### Task instructions
Retype the entries below without alteration, beginning at the line that contains "localize all elements." and stopping after the line that contains "- h1-label: 1H: [670, 886, 713, 923]". Omit the pictures from your reply.

### Available data

%%

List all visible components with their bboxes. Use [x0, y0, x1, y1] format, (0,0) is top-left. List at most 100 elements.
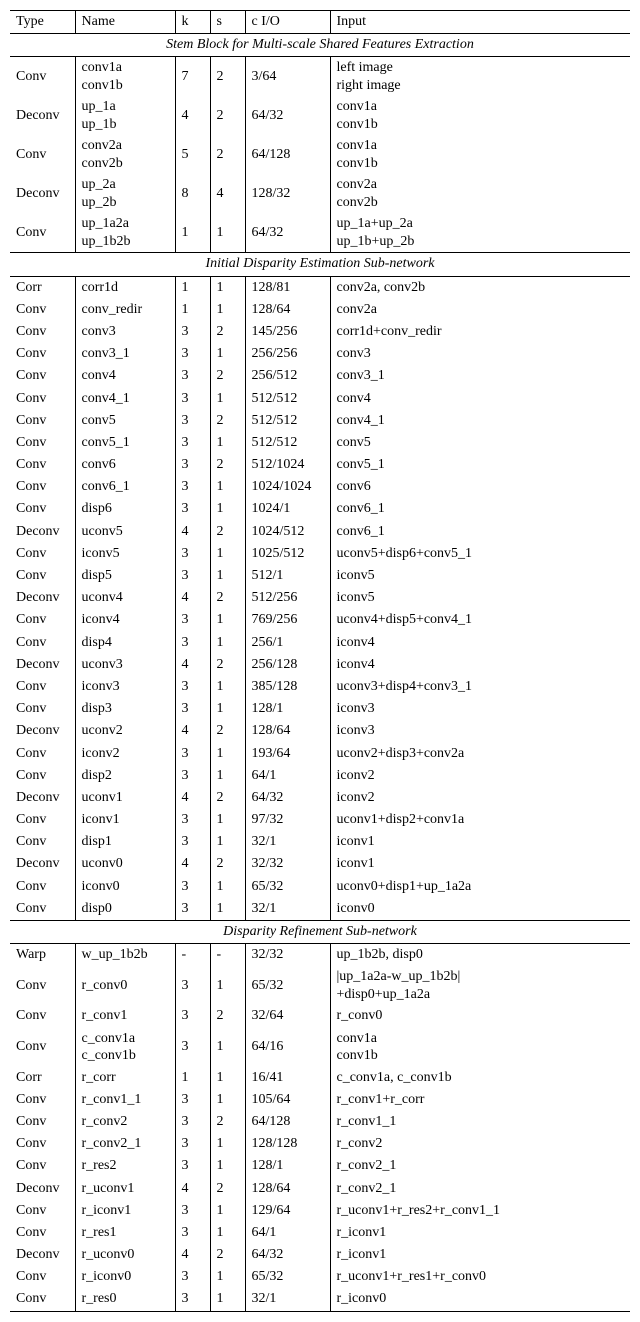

%%
%%

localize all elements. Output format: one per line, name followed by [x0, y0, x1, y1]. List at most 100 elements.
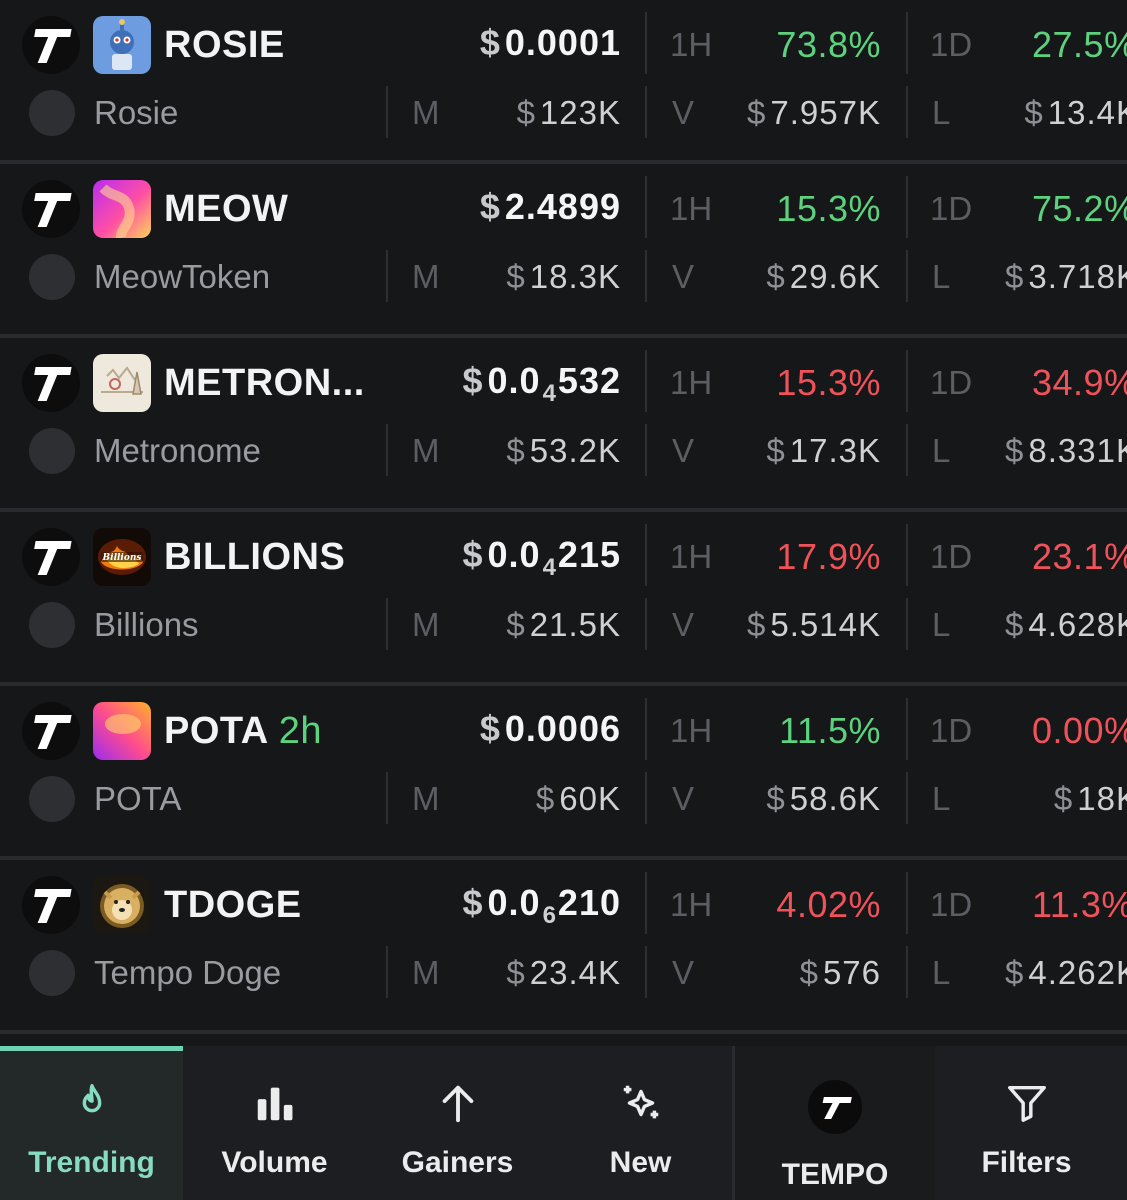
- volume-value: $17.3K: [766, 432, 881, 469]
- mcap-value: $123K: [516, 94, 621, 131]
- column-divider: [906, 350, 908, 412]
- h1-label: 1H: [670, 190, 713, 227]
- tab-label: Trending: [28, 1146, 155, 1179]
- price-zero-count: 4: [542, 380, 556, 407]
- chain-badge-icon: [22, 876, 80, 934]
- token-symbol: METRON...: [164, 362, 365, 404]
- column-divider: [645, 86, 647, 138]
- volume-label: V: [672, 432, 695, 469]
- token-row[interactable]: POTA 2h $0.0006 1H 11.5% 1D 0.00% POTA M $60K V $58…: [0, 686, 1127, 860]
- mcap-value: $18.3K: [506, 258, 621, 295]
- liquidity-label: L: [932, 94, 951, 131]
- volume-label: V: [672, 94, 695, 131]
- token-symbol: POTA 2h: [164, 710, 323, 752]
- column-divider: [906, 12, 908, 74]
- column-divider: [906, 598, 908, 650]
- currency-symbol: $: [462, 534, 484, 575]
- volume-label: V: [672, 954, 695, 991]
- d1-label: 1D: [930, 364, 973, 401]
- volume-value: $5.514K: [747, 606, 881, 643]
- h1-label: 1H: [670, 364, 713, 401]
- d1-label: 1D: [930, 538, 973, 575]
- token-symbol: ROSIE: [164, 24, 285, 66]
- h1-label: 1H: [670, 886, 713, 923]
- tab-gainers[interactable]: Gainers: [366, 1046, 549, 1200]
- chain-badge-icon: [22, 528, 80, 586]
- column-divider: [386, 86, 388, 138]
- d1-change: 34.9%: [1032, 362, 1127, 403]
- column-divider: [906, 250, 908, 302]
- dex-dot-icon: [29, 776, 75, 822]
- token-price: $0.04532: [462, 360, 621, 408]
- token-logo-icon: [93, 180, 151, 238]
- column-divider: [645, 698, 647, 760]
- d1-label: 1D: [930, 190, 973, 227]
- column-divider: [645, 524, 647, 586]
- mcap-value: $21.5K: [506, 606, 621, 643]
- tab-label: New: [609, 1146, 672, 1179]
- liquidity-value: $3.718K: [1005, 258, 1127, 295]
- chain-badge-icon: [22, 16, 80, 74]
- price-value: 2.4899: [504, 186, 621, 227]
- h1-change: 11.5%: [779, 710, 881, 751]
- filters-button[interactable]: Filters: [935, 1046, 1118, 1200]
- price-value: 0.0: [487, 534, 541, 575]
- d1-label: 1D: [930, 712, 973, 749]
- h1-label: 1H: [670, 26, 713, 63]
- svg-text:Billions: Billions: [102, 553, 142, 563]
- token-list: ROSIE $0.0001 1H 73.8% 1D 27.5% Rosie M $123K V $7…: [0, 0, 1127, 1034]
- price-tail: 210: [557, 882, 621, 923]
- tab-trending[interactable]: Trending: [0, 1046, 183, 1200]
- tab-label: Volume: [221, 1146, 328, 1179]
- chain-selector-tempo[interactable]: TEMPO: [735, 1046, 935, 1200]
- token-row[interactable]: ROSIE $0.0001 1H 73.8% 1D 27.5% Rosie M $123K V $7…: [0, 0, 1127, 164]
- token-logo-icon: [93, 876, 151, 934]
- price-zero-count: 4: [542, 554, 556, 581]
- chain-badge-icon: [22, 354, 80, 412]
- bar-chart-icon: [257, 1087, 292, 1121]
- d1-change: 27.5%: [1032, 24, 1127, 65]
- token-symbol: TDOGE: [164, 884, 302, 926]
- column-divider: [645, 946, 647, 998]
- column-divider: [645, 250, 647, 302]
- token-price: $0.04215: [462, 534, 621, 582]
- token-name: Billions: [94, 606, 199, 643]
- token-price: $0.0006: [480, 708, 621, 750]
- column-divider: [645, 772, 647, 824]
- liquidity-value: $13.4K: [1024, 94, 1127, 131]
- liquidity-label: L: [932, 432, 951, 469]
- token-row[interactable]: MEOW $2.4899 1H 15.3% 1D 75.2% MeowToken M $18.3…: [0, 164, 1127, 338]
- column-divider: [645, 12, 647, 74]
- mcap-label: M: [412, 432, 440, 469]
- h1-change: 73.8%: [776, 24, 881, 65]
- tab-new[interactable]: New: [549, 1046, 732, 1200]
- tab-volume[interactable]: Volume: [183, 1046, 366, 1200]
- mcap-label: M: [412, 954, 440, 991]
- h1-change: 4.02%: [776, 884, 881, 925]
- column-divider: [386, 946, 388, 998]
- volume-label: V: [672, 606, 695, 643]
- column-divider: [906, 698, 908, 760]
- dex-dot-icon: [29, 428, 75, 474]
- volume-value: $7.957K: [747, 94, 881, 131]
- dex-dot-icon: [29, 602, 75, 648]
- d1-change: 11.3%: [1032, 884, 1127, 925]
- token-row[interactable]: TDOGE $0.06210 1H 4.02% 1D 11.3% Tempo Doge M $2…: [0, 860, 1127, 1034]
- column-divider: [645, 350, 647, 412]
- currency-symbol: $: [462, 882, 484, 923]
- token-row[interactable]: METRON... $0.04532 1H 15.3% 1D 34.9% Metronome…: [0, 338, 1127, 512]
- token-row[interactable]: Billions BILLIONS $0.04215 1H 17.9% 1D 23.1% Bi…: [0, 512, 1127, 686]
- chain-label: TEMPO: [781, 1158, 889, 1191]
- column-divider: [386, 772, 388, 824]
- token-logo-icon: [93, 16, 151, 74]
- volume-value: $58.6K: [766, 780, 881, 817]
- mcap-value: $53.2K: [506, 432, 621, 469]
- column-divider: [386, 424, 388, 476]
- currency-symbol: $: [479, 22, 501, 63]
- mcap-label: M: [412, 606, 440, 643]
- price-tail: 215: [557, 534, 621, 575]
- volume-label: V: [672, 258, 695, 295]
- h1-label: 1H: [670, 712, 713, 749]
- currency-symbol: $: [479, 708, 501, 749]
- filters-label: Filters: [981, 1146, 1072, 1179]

%%

### Reply
localize all elements. Output format: one per line, name followed by [x0, y0, x1, y1]. List at most 100 elements.
- volume-value: $17.3K: [766, 432, 881, 469]
- mcap-value: $123K: [516, 94, 621, 131]
- column-divider: [906, 350, 908, 412]
- h1-label: 1H: [670, 190, 713, 227]
- tab-label: Trending: [28, 1146, 155, 1179]
- price-zero-count: 4: [542, 380, 556, 407]
- chain-badge-icon: [22, 876, 80, 934]
- token-symbol: METRON...: [164, 362, 365, 404]
- column-divider: [645, 86, 647, 138]
- volume-label: V: [672, 432, 695, 469]
- token-row[interactable]: POTA 2h $0.0006 1H 11.5% 1D 0.00% POTA M $60K V $58…: [0, 686, 1127, 860]
- mcap-value: $18.3K: [506, 258, 621, 295]
- liquidity-label: L: [932, 94, 951, 131]
- volume-label: V: [672, 94, 695, 131]
- token-symbol: POTA 2h: [164, 710, 323, 752]
- column-divider: [906, 12, 908, 74]
- column-divider: [906, 598, 908, 650]
- currency-symbol: $: [462, 534, 484, 575]
- volume-label: V: [672, 954, 695, 991]
- d1-label: 1D: [930, 364, 973, 401]
- volume-value: $5.514K: [747, 606, 881, 643]
- h1-label: 1H: [670, 364, 713, 401]
- d1-label: 1D: [930, 538, 973, 575]
- token-symbol: ROSIE: [164, 24, 285, 66]
- h1-label: 1H: [670, 886, 713, 923]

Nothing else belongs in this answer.